Istruzioni operative
[A] Nel modello di caparra confirmatoria, a quale articolo del codice civile fanno riferimento le Parti per regolare la corresponsione della caparra?
[B] Prosegui il modello di caparra confirmatoria a partire dalla premessa sull'art. 1385 c.c., mantenendone il registro e la struttura.

In questa sezione è possibile trovare un esempio di caparra confirmatoria acquisto casa.

TRA

Il Sig./La Sig.ra ________________________________, nato/a a __________________ il ____________, residente in ________________________________, C.F. ____________________, di seguito “Venditore”,

E

Il Sig./La Sig.ra ________________________________, nato/a a __________________ il ____________, residente in ________________________________, C.F. ____________________, di seguito “Acquirente”.

PREMESSO CHE

Il Venditore è pieno ed esclusivo proprietario dell’immobile sito in [indirizzo completo], identificato al Catasto Fabbricati del Comune di __________________, Foglio _____, Particella _____, Subalterno _____, Categoria _____ (di seguito l’Immobile);

L’Acquirente ha manifestato la volontà irrevocabile d’acquistare l’Immobile alle condizioni che saranno dettagliate nel successivo contratto definitivo di compravendita (il Rogito);

Le Parti intendono regolare la corresponsione di una caparra confirmatoria ai sensi dell’art. 1385 c.c.

Voci del dataset
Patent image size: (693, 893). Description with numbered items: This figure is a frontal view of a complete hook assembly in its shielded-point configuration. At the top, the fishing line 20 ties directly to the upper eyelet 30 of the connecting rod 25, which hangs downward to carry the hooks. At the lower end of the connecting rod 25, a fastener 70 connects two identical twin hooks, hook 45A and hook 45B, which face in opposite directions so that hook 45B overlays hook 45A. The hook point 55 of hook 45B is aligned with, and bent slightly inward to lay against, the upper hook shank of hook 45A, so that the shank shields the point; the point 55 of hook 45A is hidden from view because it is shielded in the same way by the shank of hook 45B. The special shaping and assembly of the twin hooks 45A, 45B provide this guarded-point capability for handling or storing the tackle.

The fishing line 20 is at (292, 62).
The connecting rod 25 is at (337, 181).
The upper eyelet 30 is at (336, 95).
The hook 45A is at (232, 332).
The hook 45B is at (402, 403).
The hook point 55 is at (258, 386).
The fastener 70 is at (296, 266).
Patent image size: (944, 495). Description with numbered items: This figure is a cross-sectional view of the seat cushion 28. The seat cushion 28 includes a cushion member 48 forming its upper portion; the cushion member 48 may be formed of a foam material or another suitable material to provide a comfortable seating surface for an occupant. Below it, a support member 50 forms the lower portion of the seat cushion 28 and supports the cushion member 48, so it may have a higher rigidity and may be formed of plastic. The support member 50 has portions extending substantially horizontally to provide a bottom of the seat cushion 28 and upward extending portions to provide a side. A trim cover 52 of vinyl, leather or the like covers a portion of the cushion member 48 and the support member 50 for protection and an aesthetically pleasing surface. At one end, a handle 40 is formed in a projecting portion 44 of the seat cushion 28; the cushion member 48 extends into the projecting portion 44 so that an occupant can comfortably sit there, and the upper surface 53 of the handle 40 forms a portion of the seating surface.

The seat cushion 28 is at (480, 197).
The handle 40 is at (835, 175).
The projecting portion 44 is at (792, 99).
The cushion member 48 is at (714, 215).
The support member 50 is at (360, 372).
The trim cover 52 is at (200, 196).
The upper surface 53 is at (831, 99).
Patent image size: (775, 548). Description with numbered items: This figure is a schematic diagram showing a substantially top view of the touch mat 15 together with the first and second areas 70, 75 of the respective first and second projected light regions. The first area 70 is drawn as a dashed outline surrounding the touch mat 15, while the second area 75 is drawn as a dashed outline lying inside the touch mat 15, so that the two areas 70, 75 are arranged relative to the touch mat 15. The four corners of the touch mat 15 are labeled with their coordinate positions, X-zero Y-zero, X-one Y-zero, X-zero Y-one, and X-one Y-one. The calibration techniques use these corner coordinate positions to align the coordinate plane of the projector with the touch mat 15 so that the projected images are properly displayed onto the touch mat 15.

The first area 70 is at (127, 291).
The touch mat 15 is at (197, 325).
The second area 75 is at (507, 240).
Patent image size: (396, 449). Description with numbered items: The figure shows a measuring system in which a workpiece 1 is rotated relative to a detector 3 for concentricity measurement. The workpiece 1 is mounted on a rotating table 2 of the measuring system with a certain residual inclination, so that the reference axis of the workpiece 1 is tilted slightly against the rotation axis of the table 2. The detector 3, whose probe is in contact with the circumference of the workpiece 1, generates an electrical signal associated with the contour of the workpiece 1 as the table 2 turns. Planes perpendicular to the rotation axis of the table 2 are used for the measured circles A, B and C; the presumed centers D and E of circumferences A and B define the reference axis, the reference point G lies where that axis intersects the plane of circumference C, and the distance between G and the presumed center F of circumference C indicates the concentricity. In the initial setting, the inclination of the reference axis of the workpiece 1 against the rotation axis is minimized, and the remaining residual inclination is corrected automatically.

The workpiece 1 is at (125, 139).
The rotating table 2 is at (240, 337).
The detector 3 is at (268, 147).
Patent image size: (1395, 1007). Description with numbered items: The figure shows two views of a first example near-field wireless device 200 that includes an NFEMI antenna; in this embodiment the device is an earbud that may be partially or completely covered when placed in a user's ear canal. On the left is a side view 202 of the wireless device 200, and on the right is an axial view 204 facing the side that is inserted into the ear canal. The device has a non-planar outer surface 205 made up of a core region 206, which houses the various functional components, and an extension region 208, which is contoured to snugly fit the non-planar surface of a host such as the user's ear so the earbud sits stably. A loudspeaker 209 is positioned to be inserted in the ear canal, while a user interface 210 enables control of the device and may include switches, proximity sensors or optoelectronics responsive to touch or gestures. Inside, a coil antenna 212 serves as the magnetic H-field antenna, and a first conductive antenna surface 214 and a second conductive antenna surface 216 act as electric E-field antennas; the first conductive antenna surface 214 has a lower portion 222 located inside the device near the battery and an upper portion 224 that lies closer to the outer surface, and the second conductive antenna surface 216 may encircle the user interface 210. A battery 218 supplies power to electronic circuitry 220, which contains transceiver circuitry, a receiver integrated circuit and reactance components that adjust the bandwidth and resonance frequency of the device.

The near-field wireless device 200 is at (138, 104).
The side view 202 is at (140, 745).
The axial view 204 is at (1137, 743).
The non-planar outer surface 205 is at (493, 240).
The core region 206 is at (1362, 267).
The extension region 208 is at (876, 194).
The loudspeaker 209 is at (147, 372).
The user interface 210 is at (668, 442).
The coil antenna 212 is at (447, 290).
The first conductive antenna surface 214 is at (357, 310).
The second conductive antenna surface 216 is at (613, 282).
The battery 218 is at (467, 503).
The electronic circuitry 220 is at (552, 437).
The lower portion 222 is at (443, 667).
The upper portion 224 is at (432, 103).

Soluzioni
[A] All'art. 1385 c.c.

[B]
Pertanto, si conviene e si stipula quanto segue.

ART. 1 – Versamento della Caparra Confirmatoria

1.1 L’Acquirente versa al Venditore, che con la presente ne rilascia ampia quietanza, la somma di € ____________ (euro ______________________/00) mediante [bonifico bancario/assegno circolare n. _____ emesso da _____], a titolo di caparra confirmatoria (di seguito la Caparra).

1.2 La Caparra costituisce impegno definitivo all’acquisto e sarà imputata in detrazione del prezzo complessivo di vendita dell’Immobile al momento del Rogito.

ART. 2 – Stipula del Rogito

Le Parti si impegnano a stipulare il Rogito entro e non oltre il ____ presso lo Studio del Notaio ______________________, con sede in ______________________.

ART. 3 – Inadempimento

3.1 Inadempimento dell’Acquirente: In caso di mancata stipula del Rogito per fatto e colpa dell’Acquirente, il Venditore avrà diritto di trattenere la Caparra, salvo il maggior danno ai sensi degli artt. 1385, 1453 e 1455 c.c.

3.2 Inadempimento del Venditore: In caso di mancata stipula del Rogito per fatto e colpa del Venditore, quest’ultimo dovrà restituire all’Acquirente il doppio della Caparra, salvo il maggior danno.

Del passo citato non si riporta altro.